— GIVEN PROBLEM —
Put every line of the entries below into a Markdown table with the columns No. and Line, numbering each row and leaving out blank lines.

# # # # #

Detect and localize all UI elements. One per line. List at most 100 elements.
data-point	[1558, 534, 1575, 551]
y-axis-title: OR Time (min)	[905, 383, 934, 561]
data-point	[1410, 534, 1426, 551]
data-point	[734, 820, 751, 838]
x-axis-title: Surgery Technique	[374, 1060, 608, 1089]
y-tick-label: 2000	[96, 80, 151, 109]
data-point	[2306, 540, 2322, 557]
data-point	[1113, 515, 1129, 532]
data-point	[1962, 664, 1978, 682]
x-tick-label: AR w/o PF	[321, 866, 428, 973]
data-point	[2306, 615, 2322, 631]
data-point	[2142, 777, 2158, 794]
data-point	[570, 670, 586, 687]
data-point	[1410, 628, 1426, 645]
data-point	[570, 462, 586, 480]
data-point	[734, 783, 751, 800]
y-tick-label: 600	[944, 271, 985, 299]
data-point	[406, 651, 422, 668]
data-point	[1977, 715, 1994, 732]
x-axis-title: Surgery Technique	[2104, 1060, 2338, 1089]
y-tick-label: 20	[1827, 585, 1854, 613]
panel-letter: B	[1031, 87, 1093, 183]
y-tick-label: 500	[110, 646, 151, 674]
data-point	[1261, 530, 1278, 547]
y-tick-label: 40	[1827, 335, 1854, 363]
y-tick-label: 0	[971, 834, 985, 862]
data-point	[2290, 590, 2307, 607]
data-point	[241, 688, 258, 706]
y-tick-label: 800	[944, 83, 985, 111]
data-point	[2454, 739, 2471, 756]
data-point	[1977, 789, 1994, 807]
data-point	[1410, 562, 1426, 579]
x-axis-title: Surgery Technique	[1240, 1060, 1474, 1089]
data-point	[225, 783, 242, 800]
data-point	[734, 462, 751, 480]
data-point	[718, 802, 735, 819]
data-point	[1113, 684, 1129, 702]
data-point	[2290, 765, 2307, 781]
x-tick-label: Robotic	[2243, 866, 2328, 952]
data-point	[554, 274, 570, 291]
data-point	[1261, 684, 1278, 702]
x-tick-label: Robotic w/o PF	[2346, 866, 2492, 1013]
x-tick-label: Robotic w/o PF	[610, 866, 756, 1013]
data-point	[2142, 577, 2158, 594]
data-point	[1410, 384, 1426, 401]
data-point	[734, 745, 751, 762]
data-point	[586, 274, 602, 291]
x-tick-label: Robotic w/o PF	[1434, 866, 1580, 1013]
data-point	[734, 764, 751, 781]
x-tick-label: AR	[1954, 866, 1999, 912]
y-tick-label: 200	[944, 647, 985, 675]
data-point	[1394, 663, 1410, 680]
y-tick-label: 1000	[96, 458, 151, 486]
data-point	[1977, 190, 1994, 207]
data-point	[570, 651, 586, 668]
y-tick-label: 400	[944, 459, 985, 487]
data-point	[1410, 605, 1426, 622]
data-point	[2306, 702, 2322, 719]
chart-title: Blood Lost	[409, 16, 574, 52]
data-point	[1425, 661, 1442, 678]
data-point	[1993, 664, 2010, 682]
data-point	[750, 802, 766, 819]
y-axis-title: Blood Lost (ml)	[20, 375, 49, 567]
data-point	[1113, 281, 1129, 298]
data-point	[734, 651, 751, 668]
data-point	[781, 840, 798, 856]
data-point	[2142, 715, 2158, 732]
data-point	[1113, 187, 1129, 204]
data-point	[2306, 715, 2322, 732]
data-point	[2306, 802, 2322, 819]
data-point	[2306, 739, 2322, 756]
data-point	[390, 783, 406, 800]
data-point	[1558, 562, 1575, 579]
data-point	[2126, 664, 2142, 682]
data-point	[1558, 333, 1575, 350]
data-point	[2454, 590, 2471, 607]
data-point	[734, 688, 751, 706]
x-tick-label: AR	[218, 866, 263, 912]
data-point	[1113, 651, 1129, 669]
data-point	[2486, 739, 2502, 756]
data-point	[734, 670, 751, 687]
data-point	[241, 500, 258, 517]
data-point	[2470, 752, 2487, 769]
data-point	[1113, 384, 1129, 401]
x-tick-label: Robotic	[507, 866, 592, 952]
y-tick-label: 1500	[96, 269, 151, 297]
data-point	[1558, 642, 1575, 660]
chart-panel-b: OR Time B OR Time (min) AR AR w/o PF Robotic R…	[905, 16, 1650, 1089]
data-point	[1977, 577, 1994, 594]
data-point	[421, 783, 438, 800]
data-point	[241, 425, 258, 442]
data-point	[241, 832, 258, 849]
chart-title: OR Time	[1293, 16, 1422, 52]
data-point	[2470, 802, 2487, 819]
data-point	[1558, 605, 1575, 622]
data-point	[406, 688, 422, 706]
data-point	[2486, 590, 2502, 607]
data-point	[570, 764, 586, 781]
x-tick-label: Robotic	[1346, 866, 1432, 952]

# # # # #

— EXERCISE ANSWER —
| No. | Line |
|---|---|
| 1 | Detect and localize all UI elements. One per line. List at most 100 elements. |
| 2 | data-point	[1558, 534, 1575, 551] |
| 3 | y-axis-title: OR Time (min)	[905, 383, 934, 561] |
| 4 | data-point	[1410, 534, 1426, 551] |
| 5 | data-point	[734, 820, 751, 838] |
| 6 | x-axis-title: Surgery Technique	[374, 1060, 608, 1089] |
| 7 | y-tick-label: 2000	[96, 80, 151, 109] |
| 8 | data-point	[2306, 540, 2322, 557] |
| 9 | data-point	[1113, 515, 1129, 532] |
| 10 | data-point	[1962, 664, 1978, 682] |
| 11 | x-tick-label: AR w/o PF	[321, 866, 428, 973] |
| 12 | data-point	[2306, 615, 2322, 631] |
| 13 | data-point	[2142, 777, 2158, 794] |
| 14 | data-point	[570, 670, 586, 687] |
| 15 | data-point	[1410, 628, 1426, 645] |
| 16 | data-point	[570, 462, 586, 480] |
| 17 | data-point	[734, 783, 751, 800] |
| 18 | y-tick-label: 600	[944, 271, 985, 299] |
| 19 | data-point	[406, 651, 422, 668] |
| 20 | data-point	[1977, 715, 1994, 732] |
| 21 | x-axis-title: Surgery Technique	[2104, 1060, 2338, 1089] |
| 22 | y-tick-label: 20	[1827, 585, 1854, 613] |
| 23 | panel-letter: B	[1031, 87, 1093, 183] |
| 24 | y-tick-label: 500	[110, 646, 151, 674] |
| 25 | data-point	[1261, 530, 1278, 547] |
| 26 | y-tick-label: 40	[1827, 335, 1854, 363] |
| 27 | y-tick-label: 0	[971, 834, 985, 862] |
| 28 | data-point	[2290, 590, 2307, 607] |
| 29 | data-point	[241, 688, 258, 706] |
| 30 | y-tick-label: 800	[944, 83, 985, 111] |
| 31 | data-point	[2454, 739, 2471, 756] |
| 32 | data-point	[1977, 789, 1994, 807] |
| 33 | data-point	[1410, 562, 1426, 579] |
| 34 | x-axis-title: Surgery Technique	[1240, 1060, 1474, 1089] |
| 35 | data-point	[225, 783, 242, 800] |
| 36 | data-point	[734, 462, 751, 480] |
| 37 | data-point	[718, 802, 735, 819] |
| 38 | data-point	[1113, 684, 1129, 702] |
| 39 | data-point	[2290, 765, 2307, 781] |
| 40 | x-tick-label: Robotic	[2243, 866, 2328, 952] |
| 41 | data-point	[554, 274, 570, 291] |
| 42 | data-point	[1261, 684, 1278, 702] |
| 43 | x-tick-label: Robotic w/o PF	[2346, 866, 2492, 1013] |
| 44 | x-tick-label: Robotic w/o PF	[610, 866, 756, 1013] |
| 45 | data-point	[2142, 577, 2158, 594] |
| 46 | data-point	[1410, 384, 1426, 401] |
| 47 | data-point	[734, 745, 751, 762] |
| 48 | data-point	[586, 274, 602, 291] |
| 49 | x-tick-label: Robotic w/o PF	[1434, 866, 1580, 1013] |
| 50 | data-point	[734, 764, 751, 781] |
| 51 | x-tick-label: AR	[1954, 866, 1999, 912] |
| 52 | y-tick-label: 200	[944, 647, 985, 675] |
| 53 | data-point	[1394, 663, 1410, 680] |
| 54 | y-tick-label: 1000	[96, 458, 151, 486] |
| 55 | data-point	[1977, 190, 1994, 207] |
| 56 | data-point	[570, 651, 586, 668] |
| 57 | y-tick-label: 400	[944, 459, 985, 487] |
| 58 | data-point	[1410, 605, 1426, 622] |
| 59 | data-point	[2306, 702, 2322, 719] |
| 60 | chart-title: Blood Lost	[409, 16, 574, 52] |
| 61 | data-point	[1425, 661, 1442, 678] |
| 62 | data-point	[1993, 664, 2010, 682] |
| 63 | data-point	[750, 802, 766, 819] |
| 64 | y-axis-title: Blood Lost (ml)	[20, 375, 49, 567] |
| 65 | data-point	[1113, 281, 1129, 298] |
| 66 | data-point	[734, 651, 751, 668] |
| 67 | data-point	[781, 840, 798, 856] |
| 68 | data-point	[2142, 715, 2158, 732] |
| 69 | data-point	[1113, 187, 1129, 204] |
| 70 | data-point	[2306, 715, 2322, 732] |
| 71 | data-point	[2306, 802, 2322, 819] |
| 72 | data-point	[2306, 739, 2322, 756] |
| 73 | data-point	[390, 783, 406, 800] |
| 74 | data-point	[1558, 562, 1575, 579] |
| 75 | data-point	[2126, 664, 2142, 682] |
| 76 | data-point	[1558, 333, 1575, 350] |
| 77 | data-point	[2454, 590, 2471, 607] |
| 78 | data-point	[734, 688, 751, 706] |
| 79 | x-tick-label: AR	[218, 866, 263, 912] |
| 80 | data-point	[1113, 651, 1129, 669] |
| 81 | data-point	[2486, 739, 2502, 756] |
| 82 | data-point	[734, 670, 751, 687] |
| 83 | data-point	[241, 500, 258, 517] |
| 84 | data-point	[2470, 752, 2487, 769] |
| 85 | data-point	[1113, 384, 1129, 401] |
| 86 | x-tick-label: Robotic	[507, 866, 592, 952] |
| 87 | y-tick-label: 1500	[96, 269, 151, 297] |
| 88 | data-point	[1558, 642, 1575, 660] |
| 89 | chart-panel-b: OR Time B OR Time (min) AR AR w/o PF Robotic R…	[905, 16, 1650, 1089] |
| 90 | data-point	[1977, 577, 1994, 594] |
| 91 | data-point	[421, 783, 438, 800] |
| 92 | data-point	[241, 425, 258, 442] |
| 93 | data-point	[241, 832, 258, 849] |
| 94 | chart-title: OR Time	[1293, 16, 1422, 52] |
| 95 | data-point	[2470, 802, 2487, 819] |
| 96 | data-point	[1558, 605, 1575, 622] |
| 97 | data-point	[406, 688, 422, 706] |
| 98 | data-point	[2486, 590, 2502, 607] |
| 99 | data-point	[570, 764, 586, 781] |
| 100 | x-tick-label: Robotic	[1346, 866, 1432, 952] |